■ Source document ■
"""
In 1965 the 32-year old Shorter gathered round him the ultimate dream team of the time: the rightly ubiquitous Freddie Hubbard on trumpet, impeccably tactful McCoy Tyner on piano, superb bassist Ron Carter, restlesssly inventive Tony Williams occupying the drum seat, and the much lesser known James Spaulding taking alto sax duties and soloing like a man possessed. In fact it`s the two saxes that make this date so enthralling. Shorter & Spaulding have quite different approaches yet they complement each other beautifully. (In fact Spaulding`s alto is something I shall make it my business to further seek out.) There`s a palpable sense of excitement running through the whole album, from the great opener Lost into the following edge-of-the-seat trio of Angola, the wonderful The Big Push, and the relentless title track. After such an adrenaline rush the relative balm of Shorter`s lovely tribute, Lady Day, is most welcome.
WS shows his taste by his arrangement of one of the tone poems of Finnish composer Sibelius - strange but apt that both the Finn and the American often wrote oblique music that did not readily yield up its beauties.
"""
Element position data:
"""
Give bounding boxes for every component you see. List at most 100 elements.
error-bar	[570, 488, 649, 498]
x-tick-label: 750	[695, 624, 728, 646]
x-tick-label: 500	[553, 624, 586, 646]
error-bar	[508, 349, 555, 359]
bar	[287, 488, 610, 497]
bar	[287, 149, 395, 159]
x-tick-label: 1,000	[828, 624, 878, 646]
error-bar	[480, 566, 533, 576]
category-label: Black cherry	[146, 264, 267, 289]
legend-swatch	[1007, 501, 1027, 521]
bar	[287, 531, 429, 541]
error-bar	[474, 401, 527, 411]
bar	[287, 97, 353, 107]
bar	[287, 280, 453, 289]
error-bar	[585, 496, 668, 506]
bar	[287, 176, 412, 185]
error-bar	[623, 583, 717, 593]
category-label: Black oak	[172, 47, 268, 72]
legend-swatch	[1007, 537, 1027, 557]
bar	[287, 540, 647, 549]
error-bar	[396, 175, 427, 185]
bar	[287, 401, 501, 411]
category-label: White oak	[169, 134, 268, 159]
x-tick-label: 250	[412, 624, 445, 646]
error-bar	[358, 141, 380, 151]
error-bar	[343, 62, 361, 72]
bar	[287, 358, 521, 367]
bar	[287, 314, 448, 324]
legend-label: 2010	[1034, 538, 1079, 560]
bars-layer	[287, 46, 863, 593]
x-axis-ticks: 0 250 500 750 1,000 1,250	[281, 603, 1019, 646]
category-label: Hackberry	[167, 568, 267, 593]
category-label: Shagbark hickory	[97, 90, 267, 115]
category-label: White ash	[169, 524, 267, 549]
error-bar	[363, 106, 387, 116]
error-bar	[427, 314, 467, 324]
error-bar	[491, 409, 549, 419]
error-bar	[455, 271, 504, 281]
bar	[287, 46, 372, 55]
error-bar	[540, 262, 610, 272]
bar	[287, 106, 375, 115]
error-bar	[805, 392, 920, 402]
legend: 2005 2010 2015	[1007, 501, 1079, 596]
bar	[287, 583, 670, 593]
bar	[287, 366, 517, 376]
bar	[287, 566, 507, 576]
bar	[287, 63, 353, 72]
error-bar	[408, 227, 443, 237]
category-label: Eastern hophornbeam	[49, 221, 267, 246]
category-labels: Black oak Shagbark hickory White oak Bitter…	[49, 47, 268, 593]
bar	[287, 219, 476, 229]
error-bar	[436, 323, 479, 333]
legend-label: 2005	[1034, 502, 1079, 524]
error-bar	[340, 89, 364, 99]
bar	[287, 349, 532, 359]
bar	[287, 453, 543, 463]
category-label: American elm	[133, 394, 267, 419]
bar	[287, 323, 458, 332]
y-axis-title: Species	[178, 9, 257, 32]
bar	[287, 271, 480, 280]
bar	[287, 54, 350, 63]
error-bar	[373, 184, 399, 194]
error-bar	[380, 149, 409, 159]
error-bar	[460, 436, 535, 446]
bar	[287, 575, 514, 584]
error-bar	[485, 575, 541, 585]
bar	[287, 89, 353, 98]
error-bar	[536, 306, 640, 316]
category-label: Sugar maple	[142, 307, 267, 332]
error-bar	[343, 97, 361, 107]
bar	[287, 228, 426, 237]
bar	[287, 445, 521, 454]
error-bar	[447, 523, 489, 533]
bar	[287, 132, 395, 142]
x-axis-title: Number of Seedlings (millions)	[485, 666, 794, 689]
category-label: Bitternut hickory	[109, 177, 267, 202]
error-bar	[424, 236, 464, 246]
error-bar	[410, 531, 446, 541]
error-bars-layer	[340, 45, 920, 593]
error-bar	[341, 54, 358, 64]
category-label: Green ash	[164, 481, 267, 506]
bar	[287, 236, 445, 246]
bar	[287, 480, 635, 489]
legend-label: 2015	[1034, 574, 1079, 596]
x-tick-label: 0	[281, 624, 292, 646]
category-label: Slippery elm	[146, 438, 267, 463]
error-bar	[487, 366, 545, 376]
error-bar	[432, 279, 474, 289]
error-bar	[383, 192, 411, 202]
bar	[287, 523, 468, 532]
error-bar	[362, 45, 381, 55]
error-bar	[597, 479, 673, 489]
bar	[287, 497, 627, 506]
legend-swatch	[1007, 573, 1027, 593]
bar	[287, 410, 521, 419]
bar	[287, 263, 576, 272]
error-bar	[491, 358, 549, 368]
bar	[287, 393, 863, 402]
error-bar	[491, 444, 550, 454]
"""
■ Exercise set ■
1/ Please list the five musicians the album review says Shorter gathered around him in 1965.
2/ Duplicate the part of the album review that opens with the words containing "WS shows his" and closes with "up its beauties.".

■ Exercise results ■
1/ Freddie Hubbard, McCoy Tyner, Ron Carter, Tony Williams, James Spaulding

2/
WS shows his taste by his arrangement of one of the tone poems of Finnish composer Sibelius - strange but apt that both the Finn and the American often wrote oblique music that did not readily yield up its beauties.